Data for this task:
━━━━━━━━━━━━━━━━━━━━

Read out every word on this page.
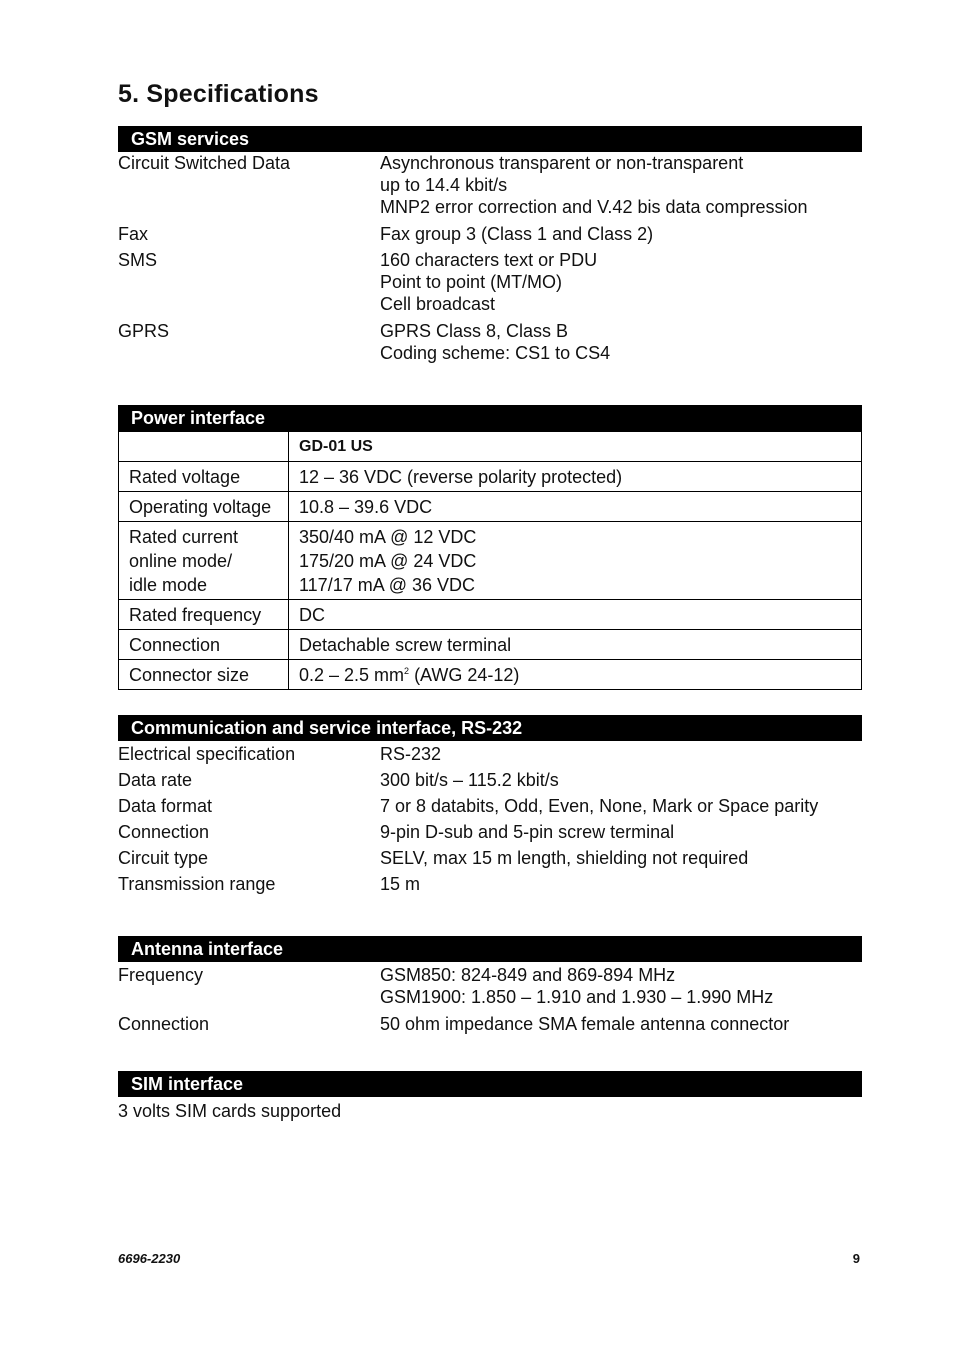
5. Specifications
GSM services
Circuit Switched Data	Asynchronous transparent or non-transparent
up to 14.4 kbit/s
MNP2 error correction and V.42 bis data compression
Fax	Fax group 3 (Class 1 and Class 2)
SMS	160 characters text or PDU
Point to point (MT/MO)
Cell broadcast
GPRS	GPRS Class 8, Class B
Coding scheme: CS1 to CS4
Power interface
	GD-01 US
Rated voltage	12 – 36 VDC (reverse polarity protected)
Operating voltage	10.8 – 39.6 VDC

Rated current
online mode/
idle mode	350/40 mA @ 12 VDC
175/20 mA @ 24 VDC
117/17 mA @ 36 VDC

Rated frequency	DC
Connection	Detachable screw terminal
Connector size	0.2 – 2.5 $mm^2$ (AWG 24-12)
Communication and service interface, RS-232
Electrical specification	RS-232
Data rate	300 bit/s – 115.2 kbit/s
Data format	7 or 8 databits, Odd, Even, None, Mark or Space parity
Connection	9-pin D-sub and 5-pin screw terminal
Circuit type	SELV, max 15 m length, shielding not required
Transmission range	15 m
Antenna interface
Frequency	GSM850: 824-849 and 869-894 MHz
GSM1900: 1.850 – 1.910 and 1.930 – 1.990 MHz
Connection	50 ohm impedance SMA female antenna connector
SIM interface
3 volts SIM cards supported
6696-2230	9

━━━━━━━━━━━━━━━━━━━━

Problem to work on:
Without the pictures, repeat all the records word for word.

Expected answer:
Read out every word on this page.
5. Specifications
GSM services
Circuit Switched Data	Asynchronous transparent or non-transparent
up to 14.4 kbit/s
MNP2 error correction and V.42 bis data compression
Fax	Fax group 3 (Class 1 and Class 2)
SMS	160 characters text or PDU
Point to point (MT/MO)
Cell broadcast
GPRS	GPRS Class 8, Class B
Coding scheme: CS1 to CS4
Power interface
	GD-01 US
Rated voltage	12 – 36 VDC (reverse polarity protected)
Operating voltage	10.8 – 39.6 VDC

Rated current
online mode/
idle mode	350/40 mA @ 12 VDC
175/20 mA @ 24 VDC
117/17 mA @ 36 VDC

Rated frequency	DC
Connection	Detachable screw terminal
Connector size	0.2 – 2.5 $mm^2$ (AWG 24-12)
Communication and service interface, RS-232
Electrical specification	RS-232
Data rate	300 bit/s – 115.2 kbit/s
Data format	7 or 8 databits, Odd, Even, None, Mark or Space parity
Connection	9-pin D-sub and 5-pin screw terminal
Circuit type	SELV, max 15 m length, shielding not required
Transmission range	15 m
Antenna interface
Frequency	GSM850: 824-849 and 869-894 MHz
GSM1900: 1.850 – 1.910 and 1.930 – 1.990 MHz
Connection	50 ohm impedance SMA female antenna connector
SIM interface
3 volts SIM cards supported
6696-2230	9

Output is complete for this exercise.